* KURZE AUFGABE
Entnimm dem Text über Angelrollen wortgetreu die Stelle, die mit „Das wichtigste: Die“ anfängt und bis einschließlich „auch keine Spinneinsätze.“ reicht.
─── GEZEIGTER ABSCHNITT ───
Besonderheit: Die Rücklaufsperrenschaltung/Kupplung samt Federn ist ein Teil und fest vernietet. 

Das wichtigste: Die haben keine #6 beidseitig in den Gehäuseschalen gelagerten Rücklaufhebel - den großen oben meine ich.
Die bekommt man nur schwer wieder eingesetzt zumal da auch noch eine Feder dran zerrt. 4 Spinnenschlangenarme haben die wenigsten, mit meiner Frau zusammen habe ich nach einer guten Stunde wenigstens einigermaßen eine Daiwa wieder zusammenbekommen. Demzufolge ist es oft schwer, den korrekten Funktionzustand wieder herzustellen, Daiwa hat mich damit verärgert und die einfachen Cormorans habe ich lieber nicht mehr aufgemacht. Das sind aber auch keine Spinneinsätze.

Die Heckbremse der Baitrunner Aero GT 6010 ist auch unabhängig vom Gehäuse-öffnen, das ist bei den Shimano RA Rollen wie Twinpower, SuperGT, Stradic usw. richtig extrem schlimm, dass sie nur über das runterreißen von Plastikteilen hinten ganz zu öffnen gehen, und auch das blöde wieder zusammenpressen.

Insofern sind die Warnungen berechtigt.

Bei modernen Frontbremsrollen in Kompaktbauweise muss man oft den Rotor erst abnehmen, bevor man an alle Gehäuseschrauben kommt sowie den Deckel freibekommt.
Das war bei den Oltimern anders, da ging es noch den Deckel separat abzunehmen und einfach mal eben nachzuschmieren.
─── DATENBLOCK ───
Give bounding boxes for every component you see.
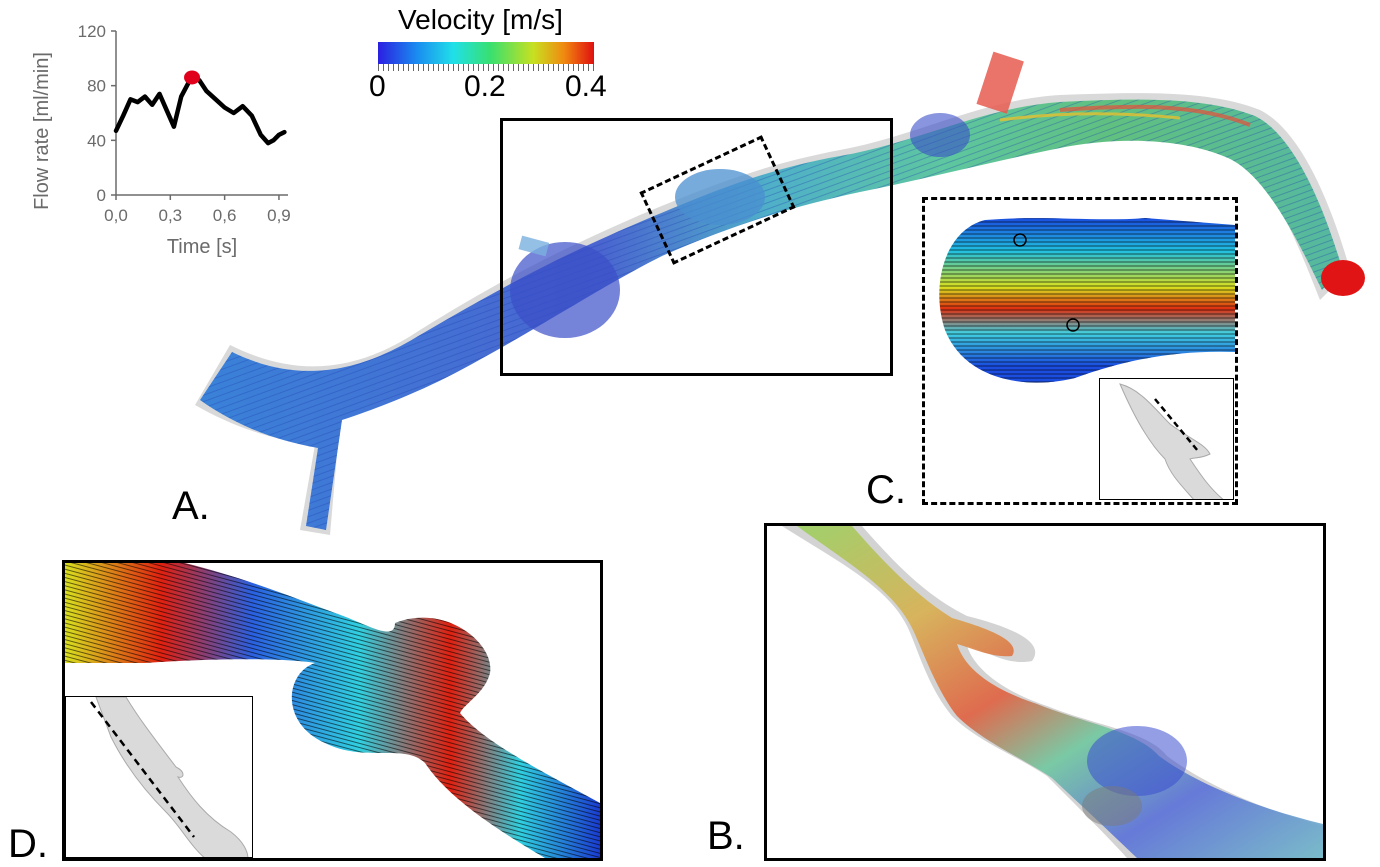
───
* DIE ANTWORT
Das wichtigste: Die haben keine #6 beidseitig in den Gehäuseschalen gelagerten Rücklaufhebel - den großen oben meine ich.
Die bekommt man nur schwer wieder eingesetzt zumal da auch noch eine Feder dran zerrt. 4 Spinnenschlangenarme haben die wenigsten, mit meiner Frau zusammen habe ich nach einer guten Stunde wenigstens einigermaßen eine Daiwa wieder zusammenbekommen. Demzufolge ist es oft schwer, den korrekten Funktionzustand wieder herzustellen, Daiwa hat mich damit verärgert und die einfachen Cormorans habe ich lieber nicht mehr aufgemacht. Das sind aber auch keine Spinneinsätze.